▶ _Written request_
Output the data below in full, byte for byte. Nothing may differ.

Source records

········

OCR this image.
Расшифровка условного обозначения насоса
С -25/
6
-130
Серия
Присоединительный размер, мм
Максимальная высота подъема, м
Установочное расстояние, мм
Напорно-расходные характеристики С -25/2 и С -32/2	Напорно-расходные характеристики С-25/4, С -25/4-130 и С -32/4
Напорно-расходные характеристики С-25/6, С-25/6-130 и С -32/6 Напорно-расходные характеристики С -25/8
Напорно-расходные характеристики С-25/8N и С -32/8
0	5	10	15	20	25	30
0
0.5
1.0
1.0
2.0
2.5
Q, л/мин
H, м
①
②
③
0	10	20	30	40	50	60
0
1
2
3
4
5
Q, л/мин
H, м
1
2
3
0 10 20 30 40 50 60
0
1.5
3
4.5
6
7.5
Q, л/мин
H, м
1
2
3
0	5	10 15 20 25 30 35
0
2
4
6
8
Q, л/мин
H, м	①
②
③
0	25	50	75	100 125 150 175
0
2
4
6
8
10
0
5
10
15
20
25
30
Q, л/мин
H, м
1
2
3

········

▶ _Exercise response_
OCR this image.
Расшифровка условного обозначения насоса
С -25/
6
-130
Серия
Присоединительный размер, мм
Максимальная высота подъема, м
Установочное расстояние, мм
Напорно-расходные характеристики С -25/2 и С -32/2	Напорно-расходные характеристики С-25/4, С -25/4-130 и С -32/4
Напорно-расходные характеристики С-25/6, С-25/6-130 и С -32/6 Напорно-расходные характеристики С -25/8
Напорно-расходные характеристики С-25/8N и С -32/8
0	5	10	15	20	25	30
0
0.5
1.0
1.0
2.0
2.5
Q, л/мин
H, м
①
②
③
0	10	20	30	40	50	60
0
1
2
3
4
5
Q, л/мин
H, м
1
2
3
0 10 20 30 40 50 60
0
1.5
3
4.5
6
7.5
Q, л/мин
H, м
1
2
3
0	5	10 15 20 25 30 35
0
2
4
6
8
Q, л/мин
H, м	①
②
③
0	25	50	75	100 125 150 175
0
2
4
6
8
10
0
5
10
15
20
25
30
Q, л/мин
H, м
1
2
3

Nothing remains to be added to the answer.